Stored data entries ▸
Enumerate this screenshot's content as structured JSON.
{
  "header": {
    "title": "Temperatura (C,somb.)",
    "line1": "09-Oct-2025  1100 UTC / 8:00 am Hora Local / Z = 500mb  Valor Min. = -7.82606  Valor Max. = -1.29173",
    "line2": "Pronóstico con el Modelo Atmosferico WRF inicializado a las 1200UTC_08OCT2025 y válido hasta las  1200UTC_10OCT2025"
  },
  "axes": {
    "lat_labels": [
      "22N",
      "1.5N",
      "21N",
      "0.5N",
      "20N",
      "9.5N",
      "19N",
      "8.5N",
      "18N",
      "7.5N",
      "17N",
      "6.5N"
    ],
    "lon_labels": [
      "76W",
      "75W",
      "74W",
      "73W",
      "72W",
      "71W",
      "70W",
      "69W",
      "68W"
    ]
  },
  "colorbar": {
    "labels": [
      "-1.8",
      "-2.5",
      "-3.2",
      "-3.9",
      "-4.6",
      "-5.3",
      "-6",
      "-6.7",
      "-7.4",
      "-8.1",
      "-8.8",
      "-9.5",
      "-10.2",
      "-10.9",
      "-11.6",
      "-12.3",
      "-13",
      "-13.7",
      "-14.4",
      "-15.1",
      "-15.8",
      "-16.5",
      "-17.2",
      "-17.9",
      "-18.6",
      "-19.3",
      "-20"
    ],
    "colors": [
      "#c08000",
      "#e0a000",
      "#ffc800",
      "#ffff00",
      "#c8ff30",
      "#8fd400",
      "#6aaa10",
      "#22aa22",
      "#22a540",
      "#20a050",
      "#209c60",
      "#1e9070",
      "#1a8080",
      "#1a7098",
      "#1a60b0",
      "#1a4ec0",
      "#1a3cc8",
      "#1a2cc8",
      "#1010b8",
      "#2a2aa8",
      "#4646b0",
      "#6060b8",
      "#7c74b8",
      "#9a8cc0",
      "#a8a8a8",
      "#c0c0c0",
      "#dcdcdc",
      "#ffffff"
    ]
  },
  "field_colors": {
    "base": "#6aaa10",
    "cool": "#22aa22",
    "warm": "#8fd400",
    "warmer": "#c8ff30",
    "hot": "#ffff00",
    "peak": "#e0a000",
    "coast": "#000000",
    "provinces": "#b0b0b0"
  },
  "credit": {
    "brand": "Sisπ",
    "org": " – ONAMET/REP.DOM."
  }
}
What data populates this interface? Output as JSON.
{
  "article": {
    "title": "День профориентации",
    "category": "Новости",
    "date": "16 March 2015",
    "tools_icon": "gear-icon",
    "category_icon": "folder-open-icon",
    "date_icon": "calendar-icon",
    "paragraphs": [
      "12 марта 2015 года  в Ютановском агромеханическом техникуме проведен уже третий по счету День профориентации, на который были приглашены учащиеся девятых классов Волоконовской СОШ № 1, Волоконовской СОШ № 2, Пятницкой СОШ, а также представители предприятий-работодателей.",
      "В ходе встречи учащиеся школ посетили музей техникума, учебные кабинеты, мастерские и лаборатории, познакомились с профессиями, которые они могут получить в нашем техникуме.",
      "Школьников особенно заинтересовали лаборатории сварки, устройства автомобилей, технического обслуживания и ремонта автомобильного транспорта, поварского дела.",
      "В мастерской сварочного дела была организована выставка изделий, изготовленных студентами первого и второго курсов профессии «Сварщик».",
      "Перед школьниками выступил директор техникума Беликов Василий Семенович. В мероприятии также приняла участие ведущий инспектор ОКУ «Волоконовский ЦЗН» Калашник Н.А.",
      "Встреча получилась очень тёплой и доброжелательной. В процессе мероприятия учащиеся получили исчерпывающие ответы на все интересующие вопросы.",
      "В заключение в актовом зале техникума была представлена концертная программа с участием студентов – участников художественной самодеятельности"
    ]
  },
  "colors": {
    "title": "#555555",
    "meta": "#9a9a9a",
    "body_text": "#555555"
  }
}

Task instructions ▸ Reproduce the listing in full. Keep it exactly as written.

Complete output ▸
Enumerate this screenshot's content as structured JSON.
{
  "header": {
    "title": "Temperatura (C,somb.)",
    "line1": "09-Oct-2025  1100 UTC / 8:00 am Hora Local / Z = 500mb  Valor Min. = -7.82606  Valor Max. = -1.29173",
    "line2": "Pronóstico con el Modelo Atmosferico WRF inicializado a las 1200UTC_08OCT2025 y válido hasta las  1200UTC_10OCT2025"
  },
  "axes": {
    "lat_labels": [
      "22N",
      "1.5N",
      "21N",
      "0.5N",
      "20N",
      "9.5N",
      "19N",
      "8.5N",
      "18N",
      "7.5N",
      "17N",
      "6.5N"
    ],
    "lon_labels": [
      "76W",
      "75W",
      "74W",
      "73W",
      "72W",
      "71W",
      "70W",
      "69W",
      "68W"
    ]
  },
  "colorbar": {
    "labels": [
      "-1.8",
      "-2.5",
      "-3.2",
      "-3.9",
      "-4.6",
      "-5.3",
      "-6",
      "-6.7",
      "-7.4",
      "-8.1",
      "-8.8",
      "-9.5",
      "-10.2",
      "-10.9",
      "-11.6",
      "-12.3",
      "-13",
      "-13.7",
      "-14.4",
      "-15.1",
      "-15.8",
      "-16.5",
      "-17.2",
      "-17.9",
      "-18.6",
      "-19.3",
      "-20"
    ],
    "colors": [
      "#c08000",
      "#e0a000",
      "#ffc800",
      "#ffff00",
      "#c8ff30",
      "#8fd400",
      "#6aaa10",
      "#22aa22",
      "#22a540",
      "#20a050",
      "#209c60",
      "#1e9070",
      "#1a8080",
      "#1a7098",
      "#1a60b0",
      "#1a4ec0",
      "#1a3cc8",
      "#1a2cc8",
      "#1010b8",
      "#2a2aa8",
      "#4646b0",
      "#6060b8",
      "#7c74b8",
      "#9a8cc0",
      "#a8a8a8",
      "#c0c0c0",
      "#dcdcdc",
      "#ffffff"
    ]
  },
  "field_colors": {
    "base": "#6aaa10",
    "cool": "#22aa22",
    "warm": "#8fd400",
    "warmer": "#c8ff30",
    "hot": "#ffff00",
    "peak": "#e0a000",
    "coast": "#000000",
    "provinces": "#b0b0b0"
  },
  "credit": {
    "brand": "Sisπ",
    "org": " – ONAMET/REP.DOM."
  }
}
What data populates this interface? Output as JSON.
{
  "article": {
    "title": "День профориентации",
    "category": "Новости",
    "date": "16 March 2015",
    "tools_icon": "gear-icon",
    "category_icon": "folder-open-icon",
    "date_icon": "calendar-icon",
    "paragraphs": [
      "12 марта 2015 года  в Ютановском агромеханическом техникуме проведен уже третий по счету День профориентации, на который были приглашены учащиеся девятых классов Волоконовской СОШ № 1, Волоконовской СОШ № 2, Пятницкой СОШ, а также представители предприятий-работодателей.",
      "В ходе встречи учащиеся школ посетили музей техникума, учебные кабинеты, мастерские и лаборатории, познакомились с профессиями, которые они могут получить в нашем техникуме.",
      "Школьников особенно заинтересовали лаборатории сварки, устройства автомобилей, технического обслуживания и ремонта автомобильного транспорта, поварского дела.",
      "В мастерской сварочного дела была организована выставка изделий, изготовленных студентами первого и второго курсов профессии «Сварщик».",
      "Перед школьниками выступил директор техникума Беликов Василий Семенович. В мероприятии также приняла участие ведущий инспектор ОКУ «Волоконовский ЦЗН» Калашник Н.А.",
      "Встреча получилась очень тёплой и доброжелательной. В процессе мероприятия учащиеся получили исчерпывающие ответы на все интересующие вопросы.",
      "В заключение в актовом зале техникума была представлена концертная программа с участием студентов – участников художественной самодеятельности"
    ]
  },
  "colors": {
    "title": "#555555",
    "meta": "#9a9a9a",
    "body_text": "#555555"
  }
}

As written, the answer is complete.